#### Exercise description
Search the listing for "What" and copy every line where it appears.

#### Stored data
________________________________________

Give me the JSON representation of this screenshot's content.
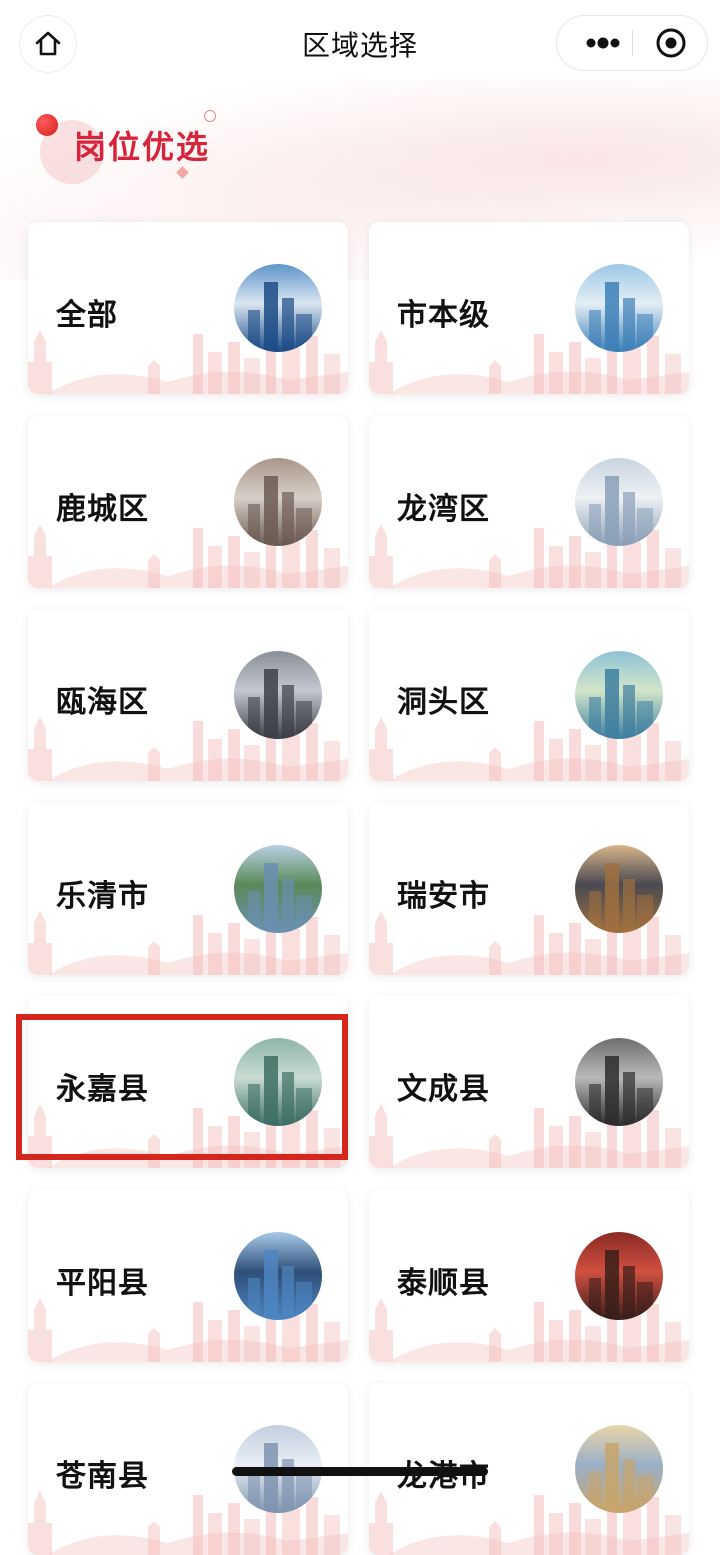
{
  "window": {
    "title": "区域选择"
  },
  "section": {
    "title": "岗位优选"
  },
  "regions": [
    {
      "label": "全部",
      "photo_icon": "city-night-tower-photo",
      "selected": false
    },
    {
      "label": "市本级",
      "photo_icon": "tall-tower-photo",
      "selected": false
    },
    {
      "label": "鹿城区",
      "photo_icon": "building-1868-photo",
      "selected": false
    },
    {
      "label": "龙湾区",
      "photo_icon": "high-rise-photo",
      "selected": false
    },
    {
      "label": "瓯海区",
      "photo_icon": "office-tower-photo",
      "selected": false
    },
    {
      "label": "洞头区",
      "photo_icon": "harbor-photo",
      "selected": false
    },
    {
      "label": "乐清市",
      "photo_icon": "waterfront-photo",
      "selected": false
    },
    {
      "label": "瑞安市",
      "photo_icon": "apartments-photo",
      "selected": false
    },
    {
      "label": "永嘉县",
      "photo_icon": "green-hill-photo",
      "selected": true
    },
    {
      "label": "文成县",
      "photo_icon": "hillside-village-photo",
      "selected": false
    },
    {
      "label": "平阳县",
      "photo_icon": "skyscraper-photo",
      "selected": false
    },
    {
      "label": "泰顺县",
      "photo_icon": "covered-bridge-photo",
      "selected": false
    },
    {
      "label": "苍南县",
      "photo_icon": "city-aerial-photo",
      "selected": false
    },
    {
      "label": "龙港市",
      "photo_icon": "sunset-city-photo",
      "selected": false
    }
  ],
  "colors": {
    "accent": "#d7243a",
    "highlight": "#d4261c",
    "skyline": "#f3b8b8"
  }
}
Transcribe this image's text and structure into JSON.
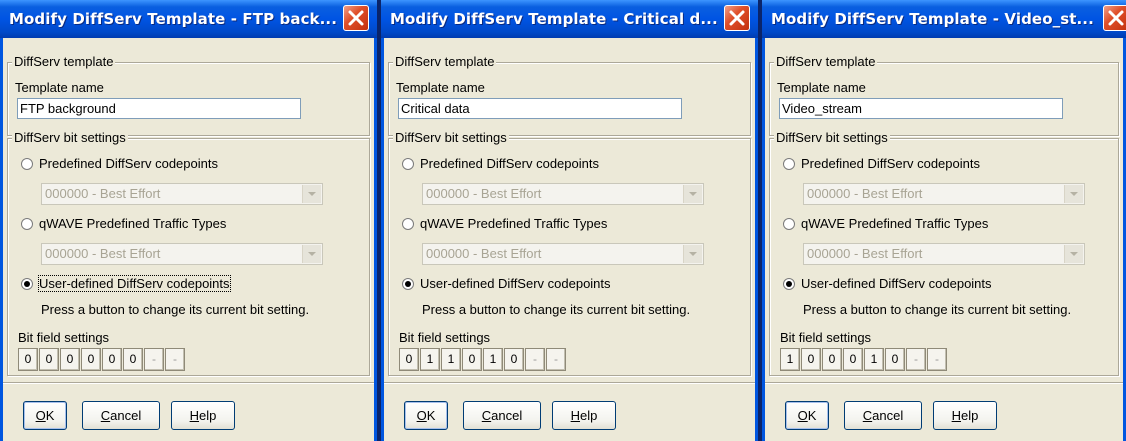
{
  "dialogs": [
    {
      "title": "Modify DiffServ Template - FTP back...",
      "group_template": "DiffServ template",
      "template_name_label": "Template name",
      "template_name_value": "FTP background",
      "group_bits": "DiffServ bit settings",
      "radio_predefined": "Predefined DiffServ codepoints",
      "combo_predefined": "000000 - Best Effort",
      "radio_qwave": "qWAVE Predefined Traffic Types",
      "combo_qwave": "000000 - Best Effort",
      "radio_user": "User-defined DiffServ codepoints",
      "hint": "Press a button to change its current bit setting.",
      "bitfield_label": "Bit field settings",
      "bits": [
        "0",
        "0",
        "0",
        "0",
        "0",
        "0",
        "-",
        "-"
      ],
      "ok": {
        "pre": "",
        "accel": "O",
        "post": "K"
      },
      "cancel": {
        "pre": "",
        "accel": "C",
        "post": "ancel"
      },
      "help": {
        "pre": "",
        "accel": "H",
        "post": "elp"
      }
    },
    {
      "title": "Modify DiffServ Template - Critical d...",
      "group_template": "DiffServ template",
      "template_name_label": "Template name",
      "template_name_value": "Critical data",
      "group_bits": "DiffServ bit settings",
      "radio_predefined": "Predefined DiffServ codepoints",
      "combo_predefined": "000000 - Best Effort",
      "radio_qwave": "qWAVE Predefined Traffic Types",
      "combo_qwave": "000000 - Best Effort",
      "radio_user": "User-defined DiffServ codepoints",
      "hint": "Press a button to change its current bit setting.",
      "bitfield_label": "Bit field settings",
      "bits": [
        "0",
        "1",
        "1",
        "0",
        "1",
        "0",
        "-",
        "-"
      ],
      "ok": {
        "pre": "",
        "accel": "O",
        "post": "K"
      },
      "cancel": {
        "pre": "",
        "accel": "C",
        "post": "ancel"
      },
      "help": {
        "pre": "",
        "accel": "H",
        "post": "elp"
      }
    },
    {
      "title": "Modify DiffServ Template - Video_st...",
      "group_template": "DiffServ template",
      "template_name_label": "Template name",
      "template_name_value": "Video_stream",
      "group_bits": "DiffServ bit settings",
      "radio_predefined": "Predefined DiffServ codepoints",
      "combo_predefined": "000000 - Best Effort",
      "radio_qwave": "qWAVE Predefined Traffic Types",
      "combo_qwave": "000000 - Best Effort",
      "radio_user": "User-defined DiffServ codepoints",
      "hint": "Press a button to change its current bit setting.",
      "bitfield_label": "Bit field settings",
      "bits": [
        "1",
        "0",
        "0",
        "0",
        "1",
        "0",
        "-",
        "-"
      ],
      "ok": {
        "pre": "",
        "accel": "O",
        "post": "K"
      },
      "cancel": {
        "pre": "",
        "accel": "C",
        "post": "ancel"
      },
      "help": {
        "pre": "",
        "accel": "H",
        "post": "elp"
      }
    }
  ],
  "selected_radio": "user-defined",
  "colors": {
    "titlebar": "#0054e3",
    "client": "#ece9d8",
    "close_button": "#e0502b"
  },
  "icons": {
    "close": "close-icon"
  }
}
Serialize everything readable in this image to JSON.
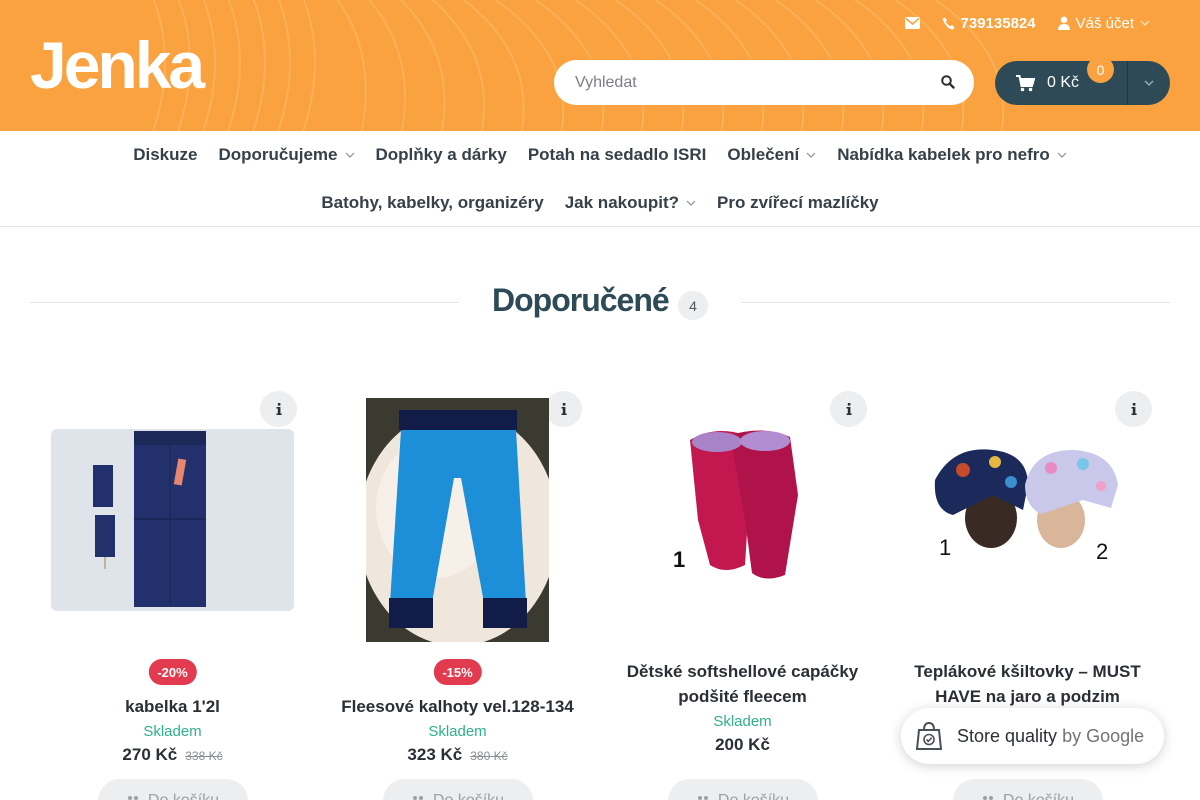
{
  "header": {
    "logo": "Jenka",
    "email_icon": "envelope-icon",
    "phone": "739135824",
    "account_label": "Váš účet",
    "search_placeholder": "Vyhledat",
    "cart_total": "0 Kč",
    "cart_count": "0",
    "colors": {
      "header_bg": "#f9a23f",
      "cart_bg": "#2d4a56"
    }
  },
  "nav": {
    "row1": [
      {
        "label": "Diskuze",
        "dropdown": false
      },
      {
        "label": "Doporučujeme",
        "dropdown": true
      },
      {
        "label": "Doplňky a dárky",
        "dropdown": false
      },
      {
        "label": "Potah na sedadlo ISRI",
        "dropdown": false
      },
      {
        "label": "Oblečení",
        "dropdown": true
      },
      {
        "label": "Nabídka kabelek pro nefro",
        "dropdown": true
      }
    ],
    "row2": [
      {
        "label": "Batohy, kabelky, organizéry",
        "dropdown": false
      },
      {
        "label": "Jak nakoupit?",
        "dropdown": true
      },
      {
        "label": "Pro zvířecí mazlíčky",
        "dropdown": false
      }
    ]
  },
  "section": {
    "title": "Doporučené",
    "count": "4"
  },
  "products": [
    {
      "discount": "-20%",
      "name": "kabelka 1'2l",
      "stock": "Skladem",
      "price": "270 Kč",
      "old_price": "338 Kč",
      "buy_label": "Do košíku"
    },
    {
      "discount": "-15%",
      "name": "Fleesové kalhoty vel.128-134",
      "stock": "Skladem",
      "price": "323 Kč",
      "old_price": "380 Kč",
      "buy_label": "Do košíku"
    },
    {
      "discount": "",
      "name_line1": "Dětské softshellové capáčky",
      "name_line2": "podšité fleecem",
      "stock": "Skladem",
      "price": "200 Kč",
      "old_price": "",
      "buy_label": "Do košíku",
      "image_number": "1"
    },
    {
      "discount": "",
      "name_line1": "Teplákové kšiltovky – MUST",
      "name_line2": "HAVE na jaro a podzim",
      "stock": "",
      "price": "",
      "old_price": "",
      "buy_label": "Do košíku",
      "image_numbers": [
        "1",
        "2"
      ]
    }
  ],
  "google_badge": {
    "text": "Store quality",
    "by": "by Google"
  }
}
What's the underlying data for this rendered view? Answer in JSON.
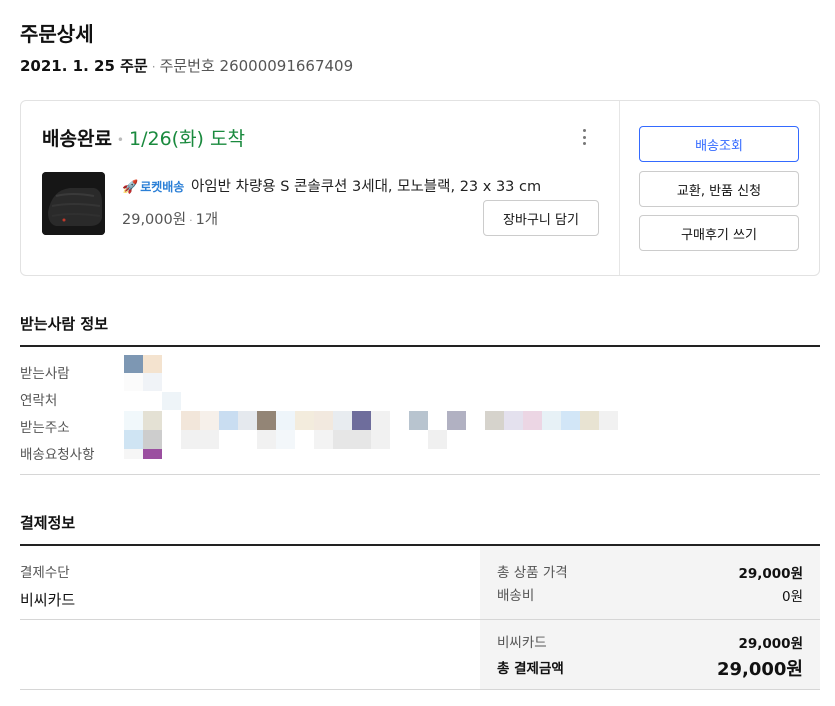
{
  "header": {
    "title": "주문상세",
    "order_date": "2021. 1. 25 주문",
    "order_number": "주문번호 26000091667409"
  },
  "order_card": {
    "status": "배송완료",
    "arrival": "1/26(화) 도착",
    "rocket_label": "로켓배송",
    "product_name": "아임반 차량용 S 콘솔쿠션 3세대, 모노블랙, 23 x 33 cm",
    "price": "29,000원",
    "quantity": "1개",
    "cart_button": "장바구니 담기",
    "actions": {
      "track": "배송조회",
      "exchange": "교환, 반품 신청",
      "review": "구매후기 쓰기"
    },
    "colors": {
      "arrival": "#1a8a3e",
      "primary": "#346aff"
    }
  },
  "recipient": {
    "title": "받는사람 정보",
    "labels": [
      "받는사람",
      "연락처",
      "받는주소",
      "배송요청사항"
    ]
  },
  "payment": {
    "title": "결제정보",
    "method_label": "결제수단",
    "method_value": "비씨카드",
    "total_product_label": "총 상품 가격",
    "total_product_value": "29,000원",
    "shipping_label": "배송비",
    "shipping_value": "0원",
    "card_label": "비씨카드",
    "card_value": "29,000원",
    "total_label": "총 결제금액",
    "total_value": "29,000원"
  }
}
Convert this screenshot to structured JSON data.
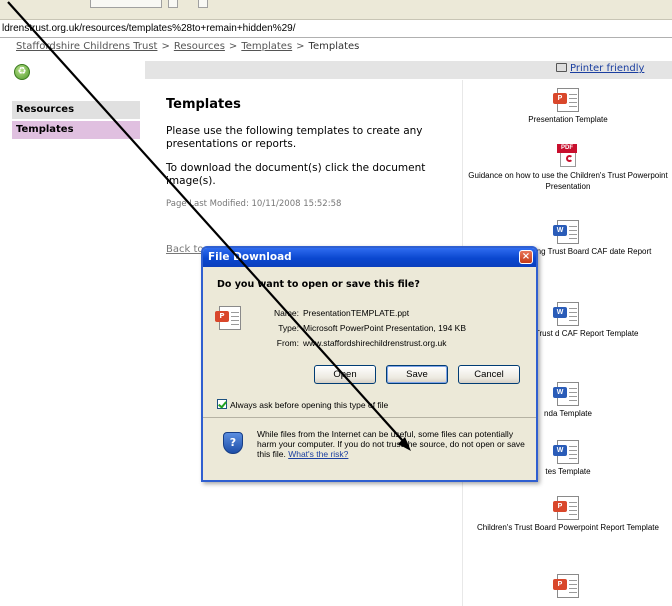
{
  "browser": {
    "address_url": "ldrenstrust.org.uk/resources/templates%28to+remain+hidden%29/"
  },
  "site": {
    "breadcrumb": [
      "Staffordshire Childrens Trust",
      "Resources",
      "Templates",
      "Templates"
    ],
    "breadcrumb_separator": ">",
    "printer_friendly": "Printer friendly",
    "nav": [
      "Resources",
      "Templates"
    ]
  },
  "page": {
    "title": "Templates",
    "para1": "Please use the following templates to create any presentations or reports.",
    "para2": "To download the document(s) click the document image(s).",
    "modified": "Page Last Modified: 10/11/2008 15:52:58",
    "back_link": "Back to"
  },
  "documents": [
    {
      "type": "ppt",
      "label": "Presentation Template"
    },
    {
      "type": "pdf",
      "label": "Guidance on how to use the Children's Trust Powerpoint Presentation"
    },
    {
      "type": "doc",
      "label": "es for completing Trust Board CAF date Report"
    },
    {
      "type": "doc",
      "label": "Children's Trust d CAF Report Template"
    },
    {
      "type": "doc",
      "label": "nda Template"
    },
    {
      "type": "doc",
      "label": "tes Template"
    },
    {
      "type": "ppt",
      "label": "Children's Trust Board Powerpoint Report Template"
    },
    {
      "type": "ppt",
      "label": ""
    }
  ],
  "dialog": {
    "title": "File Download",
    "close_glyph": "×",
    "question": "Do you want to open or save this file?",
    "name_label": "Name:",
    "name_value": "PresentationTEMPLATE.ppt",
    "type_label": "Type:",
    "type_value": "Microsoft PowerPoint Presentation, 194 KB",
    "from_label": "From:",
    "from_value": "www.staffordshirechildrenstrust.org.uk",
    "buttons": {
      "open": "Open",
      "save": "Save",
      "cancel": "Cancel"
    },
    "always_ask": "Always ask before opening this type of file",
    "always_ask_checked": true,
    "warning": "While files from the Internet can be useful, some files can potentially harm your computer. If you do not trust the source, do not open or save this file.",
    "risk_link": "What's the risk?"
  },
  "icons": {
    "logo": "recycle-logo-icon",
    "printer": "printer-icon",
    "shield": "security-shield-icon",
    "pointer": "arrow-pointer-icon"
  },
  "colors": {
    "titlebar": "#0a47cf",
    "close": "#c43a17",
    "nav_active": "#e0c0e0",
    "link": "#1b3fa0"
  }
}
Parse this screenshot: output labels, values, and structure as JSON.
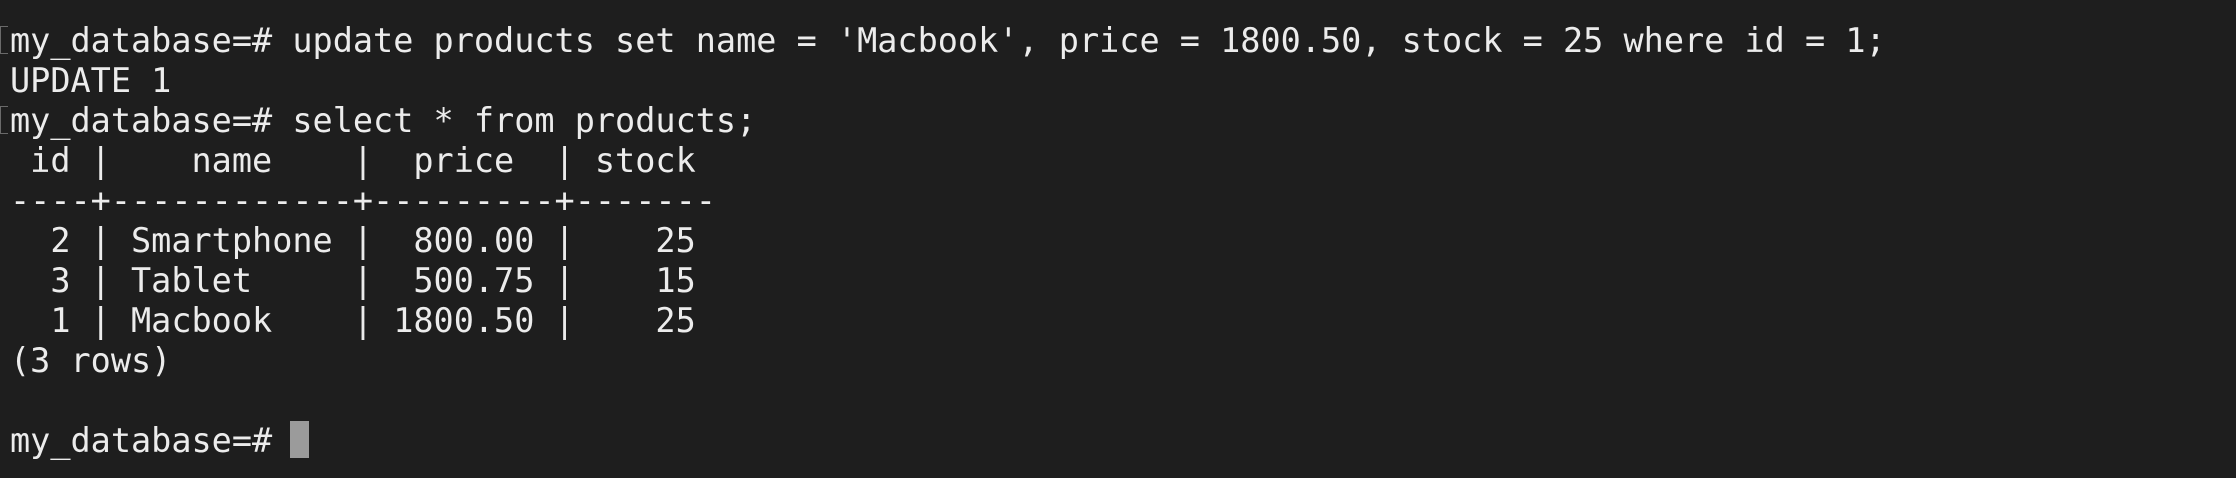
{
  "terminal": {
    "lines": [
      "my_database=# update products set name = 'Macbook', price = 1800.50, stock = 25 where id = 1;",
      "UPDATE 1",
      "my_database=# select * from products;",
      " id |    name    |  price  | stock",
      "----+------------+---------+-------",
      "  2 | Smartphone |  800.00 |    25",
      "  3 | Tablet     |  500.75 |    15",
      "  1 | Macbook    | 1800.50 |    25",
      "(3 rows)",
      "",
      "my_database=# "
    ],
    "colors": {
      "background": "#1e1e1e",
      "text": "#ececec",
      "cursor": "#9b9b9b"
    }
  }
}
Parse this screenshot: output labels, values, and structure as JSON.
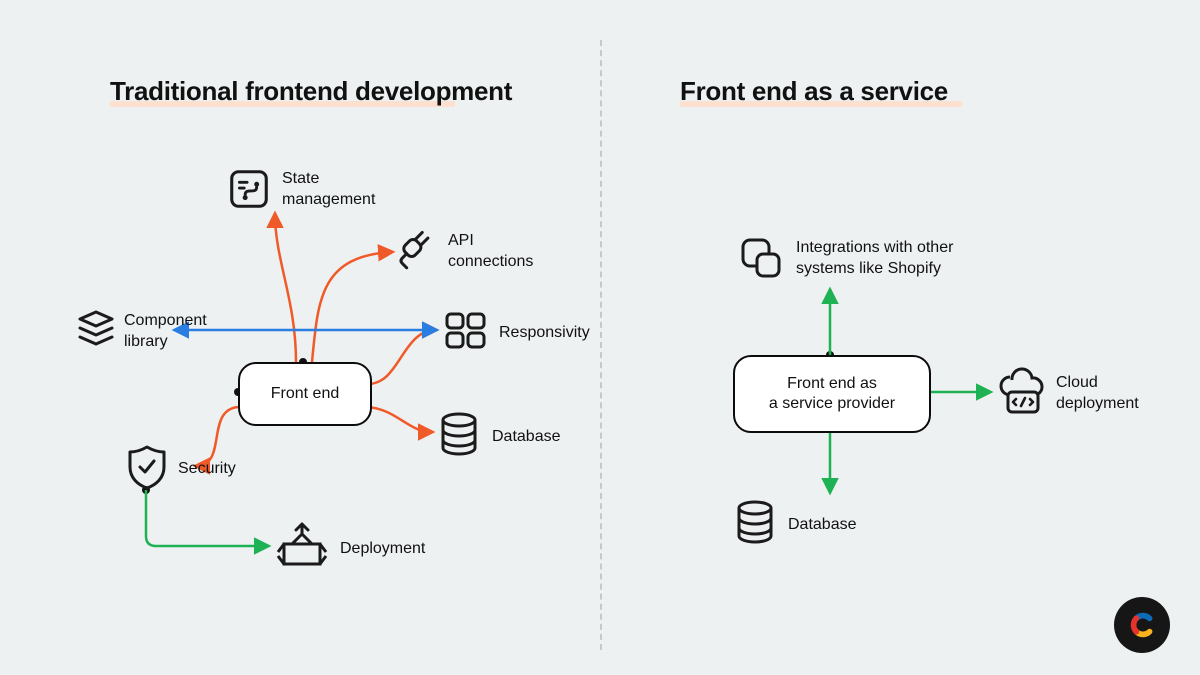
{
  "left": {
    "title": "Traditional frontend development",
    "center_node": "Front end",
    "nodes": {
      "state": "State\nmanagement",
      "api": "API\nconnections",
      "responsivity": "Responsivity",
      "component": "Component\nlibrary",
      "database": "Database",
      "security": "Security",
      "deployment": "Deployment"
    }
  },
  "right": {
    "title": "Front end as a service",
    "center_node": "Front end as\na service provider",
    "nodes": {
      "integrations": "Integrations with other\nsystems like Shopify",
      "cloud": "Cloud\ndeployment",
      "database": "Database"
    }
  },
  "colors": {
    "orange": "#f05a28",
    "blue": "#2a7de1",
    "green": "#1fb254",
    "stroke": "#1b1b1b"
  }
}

________________________________________

#### Final result
What's the underlying data for this rendered view? Answer in JSON.
    "risk_link": "What's the risk?"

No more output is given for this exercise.